* _Short problem_: Can the data below be set down again exactly, line for line?

* _Task inputs_:
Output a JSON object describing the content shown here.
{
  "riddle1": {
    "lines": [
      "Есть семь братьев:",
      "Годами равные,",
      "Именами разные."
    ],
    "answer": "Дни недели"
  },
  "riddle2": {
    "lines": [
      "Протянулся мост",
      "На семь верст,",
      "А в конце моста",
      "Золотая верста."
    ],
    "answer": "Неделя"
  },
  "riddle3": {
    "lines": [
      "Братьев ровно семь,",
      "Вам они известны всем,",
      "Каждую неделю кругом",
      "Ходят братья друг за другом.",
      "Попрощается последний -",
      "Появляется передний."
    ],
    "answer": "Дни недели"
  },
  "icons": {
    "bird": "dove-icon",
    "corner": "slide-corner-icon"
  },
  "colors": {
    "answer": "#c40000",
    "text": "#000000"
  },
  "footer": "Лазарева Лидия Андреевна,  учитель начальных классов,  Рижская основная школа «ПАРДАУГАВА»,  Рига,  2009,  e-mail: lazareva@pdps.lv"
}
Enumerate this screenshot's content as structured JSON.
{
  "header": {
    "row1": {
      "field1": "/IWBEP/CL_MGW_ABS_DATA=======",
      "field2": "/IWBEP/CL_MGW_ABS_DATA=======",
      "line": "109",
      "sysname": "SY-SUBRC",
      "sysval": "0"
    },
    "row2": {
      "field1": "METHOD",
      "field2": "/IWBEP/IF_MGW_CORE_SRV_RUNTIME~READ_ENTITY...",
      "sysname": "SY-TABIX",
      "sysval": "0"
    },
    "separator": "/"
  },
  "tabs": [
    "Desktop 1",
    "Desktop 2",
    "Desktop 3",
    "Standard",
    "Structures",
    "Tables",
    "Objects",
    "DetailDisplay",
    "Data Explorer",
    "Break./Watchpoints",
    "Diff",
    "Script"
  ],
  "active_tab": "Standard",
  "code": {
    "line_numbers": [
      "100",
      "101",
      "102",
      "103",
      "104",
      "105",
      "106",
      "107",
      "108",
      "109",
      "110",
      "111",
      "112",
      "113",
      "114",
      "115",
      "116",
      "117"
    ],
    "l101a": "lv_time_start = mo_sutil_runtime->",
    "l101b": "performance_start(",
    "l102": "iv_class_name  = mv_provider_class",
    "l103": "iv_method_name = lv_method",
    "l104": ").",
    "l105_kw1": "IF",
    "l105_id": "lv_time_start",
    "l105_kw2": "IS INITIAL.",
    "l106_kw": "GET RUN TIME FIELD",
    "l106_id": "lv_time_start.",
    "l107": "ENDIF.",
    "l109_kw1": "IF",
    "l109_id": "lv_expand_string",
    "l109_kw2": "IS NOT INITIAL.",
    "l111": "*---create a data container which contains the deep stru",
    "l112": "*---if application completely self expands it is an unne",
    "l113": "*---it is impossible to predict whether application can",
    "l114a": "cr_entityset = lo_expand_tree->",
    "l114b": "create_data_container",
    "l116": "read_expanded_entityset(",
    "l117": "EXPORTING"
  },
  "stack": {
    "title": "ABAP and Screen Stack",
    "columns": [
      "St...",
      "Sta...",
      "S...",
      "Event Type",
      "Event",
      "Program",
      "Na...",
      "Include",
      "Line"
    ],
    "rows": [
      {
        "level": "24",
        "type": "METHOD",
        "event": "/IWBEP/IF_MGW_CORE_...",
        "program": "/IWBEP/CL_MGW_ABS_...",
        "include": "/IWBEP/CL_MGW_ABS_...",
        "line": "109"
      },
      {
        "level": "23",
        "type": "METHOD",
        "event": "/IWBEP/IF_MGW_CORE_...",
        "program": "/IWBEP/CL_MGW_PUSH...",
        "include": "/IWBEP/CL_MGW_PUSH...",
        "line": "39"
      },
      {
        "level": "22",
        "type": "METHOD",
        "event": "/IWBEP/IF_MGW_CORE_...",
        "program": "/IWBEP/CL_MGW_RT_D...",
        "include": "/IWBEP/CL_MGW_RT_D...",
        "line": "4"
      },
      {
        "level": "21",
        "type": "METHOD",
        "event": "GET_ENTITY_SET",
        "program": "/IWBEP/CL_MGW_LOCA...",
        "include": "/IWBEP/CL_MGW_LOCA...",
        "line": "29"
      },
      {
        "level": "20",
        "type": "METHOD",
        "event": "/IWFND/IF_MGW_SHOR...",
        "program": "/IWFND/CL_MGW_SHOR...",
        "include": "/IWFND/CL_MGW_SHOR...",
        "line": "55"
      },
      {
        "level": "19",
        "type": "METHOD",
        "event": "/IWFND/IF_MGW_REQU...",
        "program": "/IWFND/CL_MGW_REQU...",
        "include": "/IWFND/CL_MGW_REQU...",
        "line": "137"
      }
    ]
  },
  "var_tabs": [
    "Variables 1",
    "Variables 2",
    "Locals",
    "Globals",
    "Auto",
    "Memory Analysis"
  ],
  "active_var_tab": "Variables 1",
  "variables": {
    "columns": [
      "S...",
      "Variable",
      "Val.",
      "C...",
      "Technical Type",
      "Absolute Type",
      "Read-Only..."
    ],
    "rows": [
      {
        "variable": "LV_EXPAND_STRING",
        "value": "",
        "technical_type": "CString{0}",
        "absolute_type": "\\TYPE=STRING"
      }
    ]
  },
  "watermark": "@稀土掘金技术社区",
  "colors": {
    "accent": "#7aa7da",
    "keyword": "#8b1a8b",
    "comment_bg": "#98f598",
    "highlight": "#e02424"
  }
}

* _The response_:
Output a JSON object describing the content shown here.
{
  "riddle1": {
    "lines": [
      "Есть семь братьев:",
      "Годами равные,",
      "Именами разные."
    ],
    "answer": "Дни недели"
  },
  "riddle2": {
    "lines": [
      "Протянулся мост",
      "На семь верст,",
      "А в конце моста",
      "Золотая верста."
    ],
    "answer": "Неделя"
  },
  "riddle3": {
    "lines": [
      "Братьев ровно семь,",
      "Вам они известны всем,",
      "Каждую неделю кругом",
      "Ходят братья друг за другом.",
      "Попрощается последний -",
      "Появляется передний."
    ],
    "answer": "Дни недели"
  },
  "icons": {
    "bird": "dove-icon",
    "corner": "slide-corner-icon"
  },
  "colors": {
    "answer": "#c40000",
    "text": "#000000"
  },
  "footer": "Лазарева Лидия Андреевна,  учитель начальных классов,  Рижская основная школа «ПАРДАУГАВА»,  Рига,  2009,  e-mail: lazareva@pdps.lv"
}
Enumerate this screenshot's content as structured JSON.
{
  "header": {
    "row1": {
      "field1": "/IWBEP/CL_MGW_ABS_DATA=======",
      "field2": "/IWBEP/CL_MGW_ABS_DATA=======",
      "line": "109",
      "sysname": "SY-SUBRC",
      "sysval": "0"
    },
    "row2": {
      "field1": "METHOD",
      "field2": "/IWBEP/IF_MGW_CORE_SRV_RUNTIME~READ_ENTITY...",
      "sysname": "SY-TABIX",
      "sysval": "0"
    },
    "separator": "/"
  },
  "tabs": [
    "Desktop 1",
    "Desktop 2",
    "Desktop 3",
    "Standard",
    "Structures",
    "Tables",
    "Objects",
    "DetailDisplay",
    "Data Explorer",
    "Break./Watchpoints",
    "Diff",
    "Script"
  ],
  "active_tab": "Standard",
  "code": {
    "line_numbers": [
      "100",
      "101",
      "102",
      "103",
      "104",
      "105",
      "106",
      "107",
      "108",
      "109",
      "110",
      "111",
      "112",
      "113",
      "114",
      "115",
      "116",
      "117"
    ],
    "l101a": "lv_time_start = mo_sutil_runtime->",
    "l101b": "performance_start(",
    "l102": "iv_class_name  = mv_provider_class",
    "l103": "iv_method_name = lv_method",
    "l104": ").",
    "l105_kw1": "IF",
    "l105_id": "lv_time_start",
    "l105_kw2": "IS INITIAL.",
    "l106_kw": "GET RUN TIME FIELD",
    "l106_id": "lv_time_start.",
    "l107": "ENDIF.",
    "l109_kw1": "IF",
    "l109_id": "lv_expand_string",
    "l109_kw2": "IS NOT INITIAL.",
    "l111": "*---create a data container which contains the deep stru",
    "l112": "*---if application completely self expands it is an unne",
    "l113": "*---it is impossible to predict whether application can",
    "l114a": "cr_entityset = lo_expand_tree->",
    "l114b": "create_data_container",
    "l116": "read_expanded_entityset(",
    "l117": "EXPORTING"
  },
  "stack": {
    "title": "ABAP and Screen Stack",
    "columns": [
      "St...",
      "Sta...",
      "S...",
      "Event Type",
      "Event",
      "Program",
      "Na...",
      "Include",
      "Line"
    ],
    "rows": [
      {
        "level": "24",
        "type": "METHOD",
        "event": "/IWBEP/IF_MGW_CORE_...",
        "program": "/IWBEP/CL_MGW_ABS_...",
        "include": "/IWBEP/CL_MGW_ABS_...",
        "line": "109"
      },
      {
        "level": "23",
        "type": "METHOD",
        "event": "/IWBEP/IF_MGW_CORE_...",
        "program": "/IWBEP/CL_MGW_PUSH...",
        "include": "/IWBEP/CL_MGW_PUSH...",
        "line": "39"
      },
      {
        "level": "22",
        "type": "METHOD",
        "event": "/IWBEP/IF_MGW_CORE_...",
        "program": "/IWBEP/CL_MGW_RT_D...",
        "include": "/IWBEP/CL_MGW_RT_D...",
        "line": "4"
      },
      {
        "level": "21",
        "type": "METHOD",
        "event": "GET_ENTITY_SET",
        "program": "/IWBEP/CL_MGW_LOCA...",
        "include": "/IWBEP/CL_MGW_LOCA...",
        "line": "29"
      },
      {
        "level": "20",
        "type": "METHOD",
        "event": "/IWFND/IF_MGW_SHOR...",
        "program": "/IWFND/CL_MGW_SHOR...",
        "include": "/IWFND/CL_MGW_SHOR...",
        "line": "55"
      },
      {
        "level": "19",
        "type": "METHOD",
        "event": "/IWFND/IF_MGW_REQU...",
        "program": "/IWFND/CL_MGW_REQU...",
        "include": "/IWFND/CL_MGW_REQU...",
        "line": "137"
      }
    ]
  },
  "var_tabs": [
    "Variables 1",
    "Variables 2",
    "Locals",
    "Globals",
    "Auto",
    "Memory Analysis"
  ],
  "active_var_tab": "Variables 1",
  "variables": {
    "columns": [
      "S...",
      "Variable",
      "Val.",
      "C...",
      "Technical Type",
      "Absolute Type",
      "Read-Only..."
    ],
    "rows": [
      {
        "variable": "LV_EXPAND_STRING",
        "value": "",
        "technical_type": "CString{0}",
        "absolute_type": "\\TYPE=STRING"
      }
    ]
  },
  "watermark": "@稀土掘金技术社区",
  "colors": {
    "accent": "#7aa7da",
    "keyword": "#8b1a8b",
    "comment_bg": "#98f598",
    "highlight": "#e02424"
  }
}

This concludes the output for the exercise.